__Stored rows__:
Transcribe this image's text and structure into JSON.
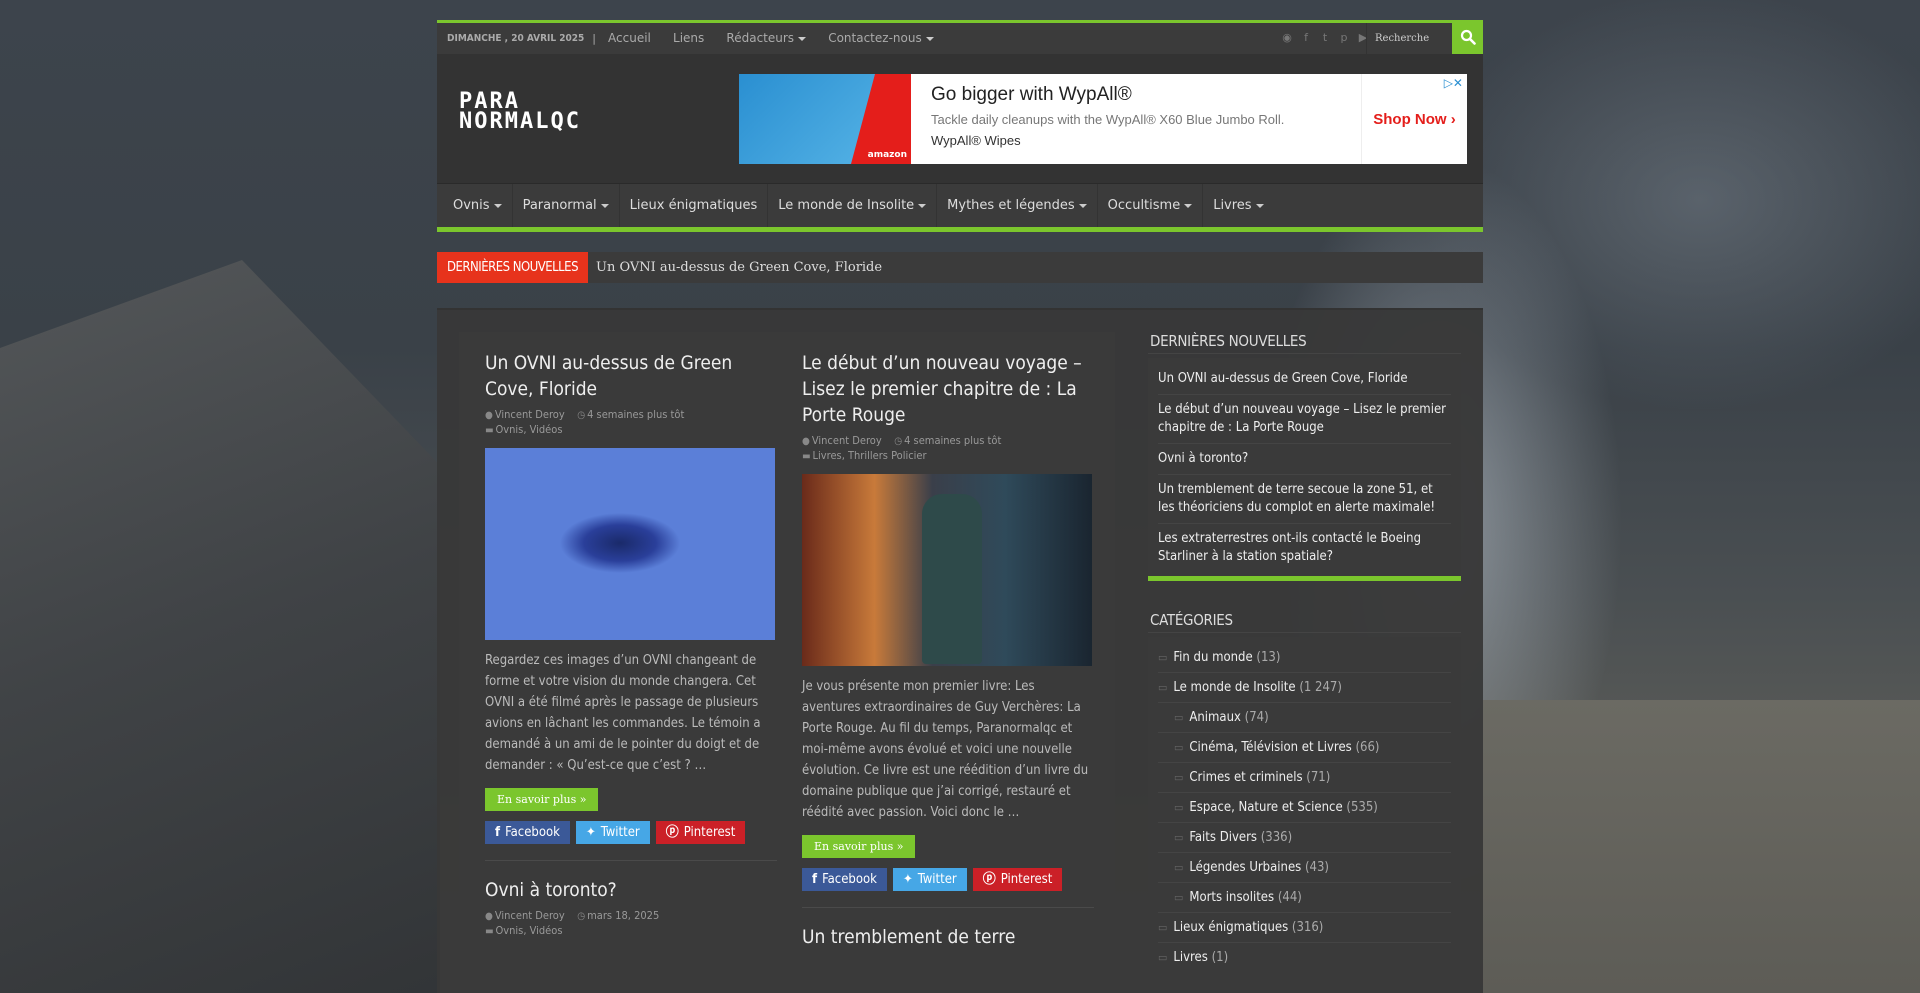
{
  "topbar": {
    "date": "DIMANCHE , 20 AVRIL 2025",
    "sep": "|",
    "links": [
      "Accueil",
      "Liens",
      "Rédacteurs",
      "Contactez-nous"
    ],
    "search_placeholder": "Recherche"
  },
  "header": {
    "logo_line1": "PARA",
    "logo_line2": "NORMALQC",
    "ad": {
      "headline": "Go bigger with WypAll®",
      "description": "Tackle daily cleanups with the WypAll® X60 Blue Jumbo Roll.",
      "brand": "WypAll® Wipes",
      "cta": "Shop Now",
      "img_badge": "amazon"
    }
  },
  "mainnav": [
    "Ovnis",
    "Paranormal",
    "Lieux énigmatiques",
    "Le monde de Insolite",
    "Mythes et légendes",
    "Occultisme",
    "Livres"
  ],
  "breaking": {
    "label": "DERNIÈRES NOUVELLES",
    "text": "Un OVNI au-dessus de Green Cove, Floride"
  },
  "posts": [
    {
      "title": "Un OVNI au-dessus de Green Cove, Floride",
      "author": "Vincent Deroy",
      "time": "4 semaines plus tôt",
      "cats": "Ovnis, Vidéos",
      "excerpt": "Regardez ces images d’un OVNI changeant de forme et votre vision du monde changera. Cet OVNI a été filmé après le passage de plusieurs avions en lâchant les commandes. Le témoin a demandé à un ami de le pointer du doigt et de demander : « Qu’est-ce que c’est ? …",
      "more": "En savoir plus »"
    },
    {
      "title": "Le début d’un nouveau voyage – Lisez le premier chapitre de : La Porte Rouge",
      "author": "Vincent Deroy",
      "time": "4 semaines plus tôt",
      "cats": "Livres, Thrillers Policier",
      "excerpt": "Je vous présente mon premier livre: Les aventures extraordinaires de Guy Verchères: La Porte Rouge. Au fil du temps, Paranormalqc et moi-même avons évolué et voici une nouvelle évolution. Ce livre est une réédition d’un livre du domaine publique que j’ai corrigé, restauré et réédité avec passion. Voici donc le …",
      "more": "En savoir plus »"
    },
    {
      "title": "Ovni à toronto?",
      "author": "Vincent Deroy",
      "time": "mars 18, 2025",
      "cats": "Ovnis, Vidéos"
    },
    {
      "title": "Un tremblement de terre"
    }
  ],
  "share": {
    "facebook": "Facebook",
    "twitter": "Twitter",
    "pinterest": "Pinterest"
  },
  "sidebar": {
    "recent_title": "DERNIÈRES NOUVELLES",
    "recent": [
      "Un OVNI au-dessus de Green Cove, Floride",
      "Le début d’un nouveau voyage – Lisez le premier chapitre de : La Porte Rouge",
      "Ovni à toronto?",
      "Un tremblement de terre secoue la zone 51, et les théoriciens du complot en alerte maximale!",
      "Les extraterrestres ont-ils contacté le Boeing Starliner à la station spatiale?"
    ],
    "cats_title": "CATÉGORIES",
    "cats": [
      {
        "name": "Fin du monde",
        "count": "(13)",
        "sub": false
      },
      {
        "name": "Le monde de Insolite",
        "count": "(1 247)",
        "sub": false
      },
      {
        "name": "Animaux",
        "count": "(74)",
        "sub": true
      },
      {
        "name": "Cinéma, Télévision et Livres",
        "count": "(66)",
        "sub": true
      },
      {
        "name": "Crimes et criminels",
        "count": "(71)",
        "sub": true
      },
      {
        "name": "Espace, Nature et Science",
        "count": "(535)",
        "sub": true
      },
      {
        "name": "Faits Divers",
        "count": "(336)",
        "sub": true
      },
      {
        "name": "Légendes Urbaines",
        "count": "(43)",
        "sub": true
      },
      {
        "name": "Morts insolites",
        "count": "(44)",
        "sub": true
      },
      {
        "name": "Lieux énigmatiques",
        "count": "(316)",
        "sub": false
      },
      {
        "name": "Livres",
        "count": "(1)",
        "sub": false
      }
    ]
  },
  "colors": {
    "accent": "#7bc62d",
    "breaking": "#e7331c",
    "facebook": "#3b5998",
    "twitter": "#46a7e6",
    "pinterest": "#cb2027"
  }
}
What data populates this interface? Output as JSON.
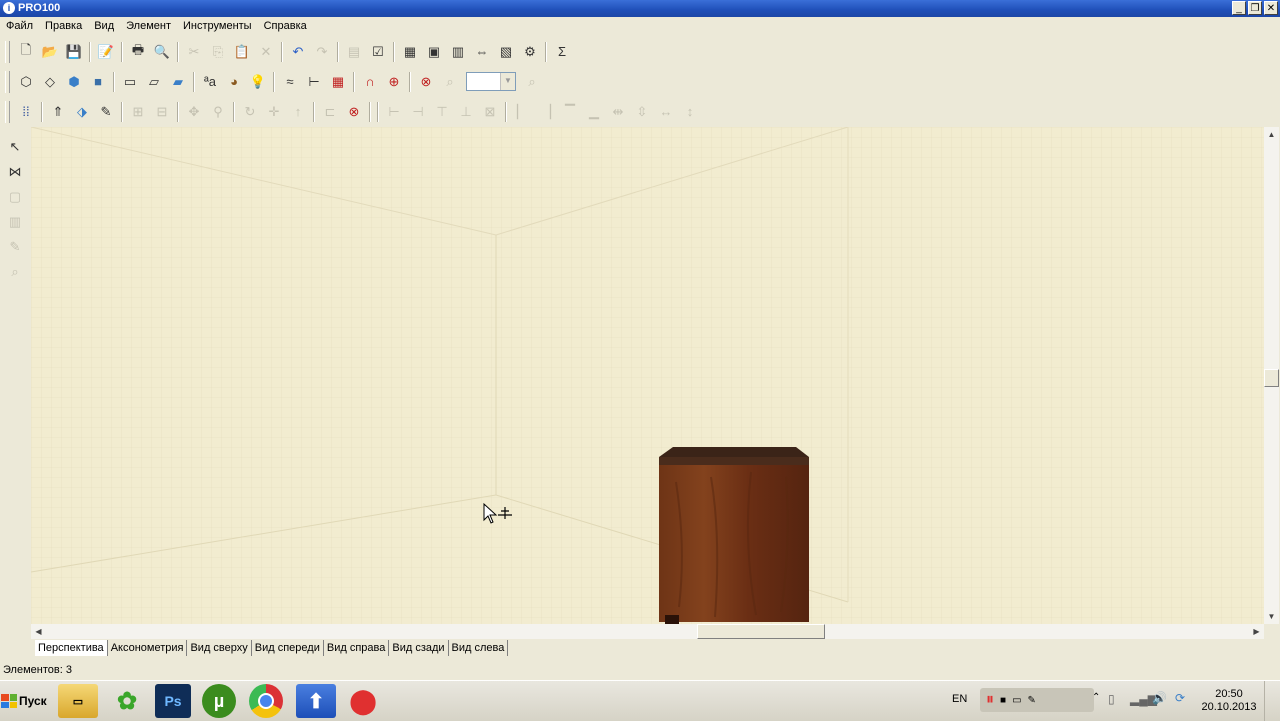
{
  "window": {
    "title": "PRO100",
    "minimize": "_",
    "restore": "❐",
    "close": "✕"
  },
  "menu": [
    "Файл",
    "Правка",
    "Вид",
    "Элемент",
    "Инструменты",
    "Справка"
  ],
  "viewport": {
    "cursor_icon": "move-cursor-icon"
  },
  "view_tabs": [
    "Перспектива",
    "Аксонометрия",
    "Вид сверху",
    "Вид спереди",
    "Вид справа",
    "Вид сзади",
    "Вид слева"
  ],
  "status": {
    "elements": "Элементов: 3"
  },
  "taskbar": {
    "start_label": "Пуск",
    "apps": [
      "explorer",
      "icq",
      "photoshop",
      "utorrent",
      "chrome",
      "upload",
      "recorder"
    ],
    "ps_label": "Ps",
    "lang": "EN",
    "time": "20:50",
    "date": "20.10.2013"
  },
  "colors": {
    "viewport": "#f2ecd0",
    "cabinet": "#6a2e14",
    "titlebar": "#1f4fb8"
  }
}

__Given exercise__: Return all of the entries word for word, but omit the pictures.

__Task result__:
Transcribe this image's text and structure into JSON.
{
  "topbar": {
    "date": "DIMANCHE , 20 AVRIL 2025",
    "sep": "|",
    "links": [
      "Accueil",
      "Liens",
      "Rédacteurs",
      "Contactez-nous"
    ],
    "search_placeholder": "Recherche"
  },
  "header": {
    "logo_line1": "PARA",
    "logo_line2": "NORMALQC",
    "ad": {
      "headline": "Go bigger with WypAll®",
      "description": "Tackle daily cleanups with the WypAll® X60 Blue Jumbo Roll.",
      "brand": "WypAll® Wipes",
      "cta": "Shop Now",
      "img_badge": "amazon"
    }
  },
  "mainnav": [
    "Ovnis",
    "Paranormal",
    "Lieux énigmatiques",
    "Le monde de Insolite",
    "Mythes et légendes",
    "Occultisme",
    "Livres"
  ],
  "breaking": {
    "label": "DERNIÈRES NOUVELLES",
    "text": "Un OVNI au-dessus de Green Cove, Floride"
  },
  "posts": [
    {
      "title": "Un OVNI au-dessus de Green Cove, Floride",
      "author": "Vincent Deroy",
      "time": "4 semaines plus tôt",
      "cats": "Ovnis, Vidéos",
      "excerpt": "Regardez ces images d’un OVNI changeant de forme et votre vision du monde changera. Cet OVNI a été filmé après le passage de plusieurs avions en lâchant les commandes. Le témoin a demandé à un ami de le pointer du doigt et de demander : « Qu’est-ce que c’est ? …",
      "more": "En savoir plus »"
    },
    {
      "title": "Le début d’un nouveau voyage – Lisez le premier chapitre de : La Porte Rouge",
      "author": "Vincent Deroy",
      "time": "4 semaines plus tôt",
      "cats": "Livres, Thrillers Policier",
      "excerpt": "Je vous présente mon premier livre: Les aventures extraordinaires de Guy Verchères: La Porte Rouge. Au fil du temps, Paranormalqc et moi-même avons évolué et voici une nouvelle évolution. Ce livre est une réédition d’un livre du domaine publique que j’ai corrigé, restauré et réédité avec passion. Voici donc le …",
      "more": "En savoir plus »"
    },
    {
      "title": "Ovni à toronto?",
      "author": "Vincent Deroy",
      "time": "mars 18, 2025",
      "cats": "Ovnis, Vidéos"
    },
    {
      "title": "Un tremblement de terre"
    }
  ],
  "share": {
    "facebook": "Facebook",
    "twitter": "Twitter",
    "pinterest": "Pinterest"
  },
  "sidebar": {
    "recent_title": "DERNIÈRES NOUVELLES",
    "recent": [
      "Un OVNI au-dessus de Green Cove, Floride",
      "Le début d’un nouveau voyage – Lisez le premier chapitre de : La Porte Rouge",
      "Ovni à toronto?",
      "Un tremblement de terre secoue la zone 51, et les théoriciens du complot en alerte maximale!",
      "Les extraterrestres ont-ils contacté le Boeing Starliner à la station spatiale?"
    ],
    "cats_title": "CATÉGORIES",
    "cats": [
      {
        "name": "Fin du monde",
        "count": "(13)",
        "sub": false
      },
      {
        "name": "Le monde de Insolite",
        "count": "(1 247)",
        "sub": false
      },
      {
        "name": "Animaux",
        "count": "(74)",
        "sub": true
      },
      {
        "name": "Cinéma, Télévision et Livres",
        "count": "(66)",
        "sub": true
      },
      {
        "name": "Crimes et criminels",
        "count": "(71)",
        "sub": true
      },
      {
        "name": "Espace, Nature et Science",
        "count": "(535)",
        "sub": true
      },
      {
        "name": "Faits Divers",
        "count": "(336)",
        "sub": true
      },
      {
        "name": "Légendes Urbaines",
        "count": "(43)",
        "sub": true
      },
      {
        "name": "Morts insolites",
        "count": "(44)",
        "sub": true
      },
      {
        "name": "Lieux énigmatiques",
        "count": "(316)",
        "sub": false
      },
      {
        "name": "Livres",
        "count": "(1)",
        "sub": false
      }
    ]
  },
  "colors": {
    "accent": "#7bc62d",
    "breaking": "#e7331c",
    "facebook": "#3b5998",
    "twitter": "#46a7e6",
    "pinterest": "#cb2027"
  }
}
What data populates this interface? Output as JSON.
{
  "window": {
    "title": "PRO100",
    "minimize": "_",
    "restore": "❐",
    "close": "✕"
  },
  "menu": [
    "Файл",
    "Правка",
    "Вид",
    "Элемент",
    "Инструменты",
    "Справка"
  ],
  "viewport": {
    "cursor_icon": "move-cursor-icon"
  },
  "view_tabs": [
    "Перспектива",
    "Аксонометрия",
    "Вид сверху",
    "Вид спереди",
    "Вид справа",
    "Вид сзади",
    "Вид слева"
  ],
  "status": {
    "elements": "Элементов: 3"
  },
  "taskbar": {
    "start_label": "Пуск",
    "apps": [
      "explorer",
      "icq",
      "photoshop",
      "utorrent",
      "chrome",
      "upload",
      "recorder"
    ],
    "ps_label": "Ps",
    "lang": "EN",
    "time": "20:50",
    "date": "20.10.2013"
  },
  "colors": {
    "viewport": "#f2ecd0",
    "cabinet": "#6a2e14",
    "titlebar": "#1f4fb8"
  }
}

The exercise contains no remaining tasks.